Prompt
Compute how many lines in the data below contain "training"; answer only with that number.

>>>>>

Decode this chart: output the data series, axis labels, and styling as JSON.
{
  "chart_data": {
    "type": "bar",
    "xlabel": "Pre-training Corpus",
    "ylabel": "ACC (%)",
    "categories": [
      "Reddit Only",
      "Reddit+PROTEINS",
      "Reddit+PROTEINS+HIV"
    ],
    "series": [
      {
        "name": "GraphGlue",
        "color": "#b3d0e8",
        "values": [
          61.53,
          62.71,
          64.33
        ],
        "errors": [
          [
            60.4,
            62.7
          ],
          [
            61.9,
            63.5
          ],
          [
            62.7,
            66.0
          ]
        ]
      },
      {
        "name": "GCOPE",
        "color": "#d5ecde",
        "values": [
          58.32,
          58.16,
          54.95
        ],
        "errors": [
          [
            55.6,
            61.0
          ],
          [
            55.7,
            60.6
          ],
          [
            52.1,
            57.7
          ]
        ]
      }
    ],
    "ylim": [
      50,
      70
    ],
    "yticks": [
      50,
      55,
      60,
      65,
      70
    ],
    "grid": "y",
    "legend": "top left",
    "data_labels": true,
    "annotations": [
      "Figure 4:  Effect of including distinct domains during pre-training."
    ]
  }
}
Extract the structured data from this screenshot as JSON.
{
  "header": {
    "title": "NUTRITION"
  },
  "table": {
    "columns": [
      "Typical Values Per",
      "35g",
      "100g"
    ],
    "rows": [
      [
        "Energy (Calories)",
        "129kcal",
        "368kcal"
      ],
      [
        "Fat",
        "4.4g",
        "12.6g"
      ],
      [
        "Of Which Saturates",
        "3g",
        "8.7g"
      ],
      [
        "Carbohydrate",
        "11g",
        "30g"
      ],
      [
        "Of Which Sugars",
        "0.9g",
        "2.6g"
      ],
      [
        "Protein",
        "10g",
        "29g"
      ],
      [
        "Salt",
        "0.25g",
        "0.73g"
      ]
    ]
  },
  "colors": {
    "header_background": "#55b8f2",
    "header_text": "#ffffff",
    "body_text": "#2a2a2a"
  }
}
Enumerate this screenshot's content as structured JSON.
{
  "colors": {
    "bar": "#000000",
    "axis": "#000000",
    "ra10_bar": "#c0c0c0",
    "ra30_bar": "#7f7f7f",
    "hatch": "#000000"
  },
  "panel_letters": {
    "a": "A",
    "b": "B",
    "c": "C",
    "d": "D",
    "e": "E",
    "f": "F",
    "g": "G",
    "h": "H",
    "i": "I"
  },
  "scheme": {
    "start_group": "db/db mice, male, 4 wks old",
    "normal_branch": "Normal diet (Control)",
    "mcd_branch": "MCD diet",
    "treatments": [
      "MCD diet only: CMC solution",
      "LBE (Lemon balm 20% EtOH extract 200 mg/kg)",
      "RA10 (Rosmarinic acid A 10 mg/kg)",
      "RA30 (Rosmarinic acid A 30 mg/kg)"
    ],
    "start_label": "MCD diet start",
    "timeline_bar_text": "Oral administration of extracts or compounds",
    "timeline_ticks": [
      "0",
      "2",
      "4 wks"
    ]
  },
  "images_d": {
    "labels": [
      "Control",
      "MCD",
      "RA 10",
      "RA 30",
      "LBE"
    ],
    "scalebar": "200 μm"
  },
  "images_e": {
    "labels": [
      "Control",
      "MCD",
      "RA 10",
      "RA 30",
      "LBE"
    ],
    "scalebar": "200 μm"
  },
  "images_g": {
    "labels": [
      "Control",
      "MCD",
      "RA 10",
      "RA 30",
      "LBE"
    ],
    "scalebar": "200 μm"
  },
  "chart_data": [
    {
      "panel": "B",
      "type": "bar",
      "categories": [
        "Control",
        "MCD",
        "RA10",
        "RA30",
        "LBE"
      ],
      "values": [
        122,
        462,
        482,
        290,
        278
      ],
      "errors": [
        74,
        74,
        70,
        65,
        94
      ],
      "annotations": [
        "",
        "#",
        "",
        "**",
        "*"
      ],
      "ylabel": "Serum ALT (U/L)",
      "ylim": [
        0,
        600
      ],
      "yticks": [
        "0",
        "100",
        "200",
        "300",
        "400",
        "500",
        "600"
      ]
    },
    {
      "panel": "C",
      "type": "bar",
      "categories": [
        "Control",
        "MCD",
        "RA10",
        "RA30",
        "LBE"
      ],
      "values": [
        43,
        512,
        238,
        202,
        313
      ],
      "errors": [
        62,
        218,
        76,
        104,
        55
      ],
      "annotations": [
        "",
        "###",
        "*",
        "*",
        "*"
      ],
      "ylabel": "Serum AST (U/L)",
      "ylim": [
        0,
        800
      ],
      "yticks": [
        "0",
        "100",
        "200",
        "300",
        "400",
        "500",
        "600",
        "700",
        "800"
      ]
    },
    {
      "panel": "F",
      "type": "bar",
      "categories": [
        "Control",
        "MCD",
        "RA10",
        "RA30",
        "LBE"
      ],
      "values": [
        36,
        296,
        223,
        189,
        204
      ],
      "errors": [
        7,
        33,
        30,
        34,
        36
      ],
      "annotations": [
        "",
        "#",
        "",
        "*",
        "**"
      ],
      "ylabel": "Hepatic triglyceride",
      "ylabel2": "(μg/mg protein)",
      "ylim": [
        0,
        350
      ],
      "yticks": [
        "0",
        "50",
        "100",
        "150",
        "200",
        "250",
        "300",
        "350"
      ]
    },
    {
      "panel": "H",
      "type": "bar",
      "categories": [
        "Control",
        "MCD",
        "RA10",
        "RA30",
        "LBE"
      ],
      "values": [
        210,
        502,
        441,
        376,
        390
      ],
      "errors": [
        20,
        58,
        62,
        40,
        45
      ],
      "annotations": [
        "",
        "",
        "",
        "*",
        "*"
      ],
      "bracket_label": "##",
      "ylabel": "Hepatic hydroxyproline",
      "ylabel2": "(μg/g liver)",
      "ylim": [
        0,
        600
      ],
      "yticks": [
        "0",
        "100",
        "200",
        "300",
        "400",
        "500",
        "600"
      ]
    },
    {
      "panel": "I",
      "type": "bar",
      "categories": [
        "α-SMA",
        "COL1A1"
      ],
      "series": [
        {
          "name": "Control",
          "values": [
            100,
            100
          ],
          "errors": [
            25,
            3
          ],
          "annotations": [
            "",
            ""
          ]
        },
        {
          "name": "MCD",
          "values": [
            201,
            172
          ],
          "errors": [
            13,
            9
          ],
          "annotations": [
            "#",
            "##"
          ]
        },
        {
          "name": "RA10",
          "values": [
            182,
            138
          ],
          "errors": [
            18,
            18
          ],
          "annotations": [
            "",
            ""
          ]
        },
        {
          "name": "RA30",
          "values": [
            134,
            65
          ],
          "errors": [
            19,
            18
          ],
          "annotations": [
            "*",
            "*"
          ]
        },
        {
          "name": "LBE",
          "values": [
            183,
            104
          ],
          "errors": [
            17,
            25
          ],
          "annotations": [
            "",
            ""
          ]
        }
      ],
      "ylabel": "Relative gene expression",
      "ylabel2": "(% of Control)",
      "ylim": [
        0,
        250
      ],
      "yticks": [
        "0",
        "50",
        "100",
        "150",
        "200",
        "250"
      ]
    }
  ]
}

<<<<<

Your response
2